GOAL
Locate the word "value" in the data below, then copy every line that holds it.

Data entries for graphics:
━━━━━━━━━━

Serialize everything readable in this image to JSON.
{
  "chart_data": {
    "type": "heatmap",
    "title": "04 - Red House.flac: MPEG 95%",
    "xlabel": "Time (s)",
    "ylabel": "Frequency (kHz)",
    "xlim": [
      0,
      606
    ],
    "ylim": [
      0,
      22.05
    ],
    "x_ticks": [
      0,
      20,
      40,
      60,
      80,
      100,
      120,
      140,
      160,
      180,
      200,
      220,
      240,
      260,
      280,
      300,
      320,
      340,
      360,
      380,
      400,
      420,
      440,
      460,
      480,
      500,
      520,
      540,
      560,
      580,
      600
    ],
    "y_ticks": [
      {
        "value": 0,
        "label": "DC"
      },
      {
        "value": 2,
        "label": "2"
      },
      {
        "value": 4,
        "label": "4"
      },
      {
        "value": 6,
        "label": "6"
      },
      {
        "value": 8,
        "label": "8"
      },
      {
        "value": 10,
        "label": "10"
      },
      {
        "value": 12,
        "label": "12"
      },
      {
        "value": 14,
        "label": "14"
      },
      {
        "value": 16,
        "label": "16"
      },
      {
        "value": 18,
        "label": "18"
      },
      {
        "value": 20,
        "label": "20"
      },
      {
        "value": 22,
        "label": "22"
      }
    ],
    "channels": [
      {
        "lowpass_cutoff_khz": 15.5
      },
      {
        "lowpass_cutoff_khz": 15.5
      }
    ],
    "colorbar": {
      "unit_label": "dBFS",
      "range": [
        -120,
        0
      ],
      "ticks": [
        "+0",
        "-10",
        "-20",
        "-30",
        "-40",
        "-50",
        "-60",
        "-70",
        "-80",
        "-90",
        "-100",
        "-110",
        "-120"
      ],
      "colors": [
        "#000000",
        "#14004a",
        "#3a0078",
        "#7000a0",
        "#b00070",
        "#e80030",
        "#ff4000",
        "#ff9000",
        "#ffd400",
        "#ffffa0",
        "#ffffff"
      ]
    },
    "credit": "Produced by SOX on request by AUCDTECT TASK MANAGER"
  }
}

━━━━━━━━━━

FINISHED TASK
        "value": 0,
        "value": 2,
        "value": 4,
        "value": 6,
        "value": 8,
        "value": 10,
        "value": 12,
        "value": 14,
        "value": 16,
        "value": 18,
        "value": 20,
        "value": 22,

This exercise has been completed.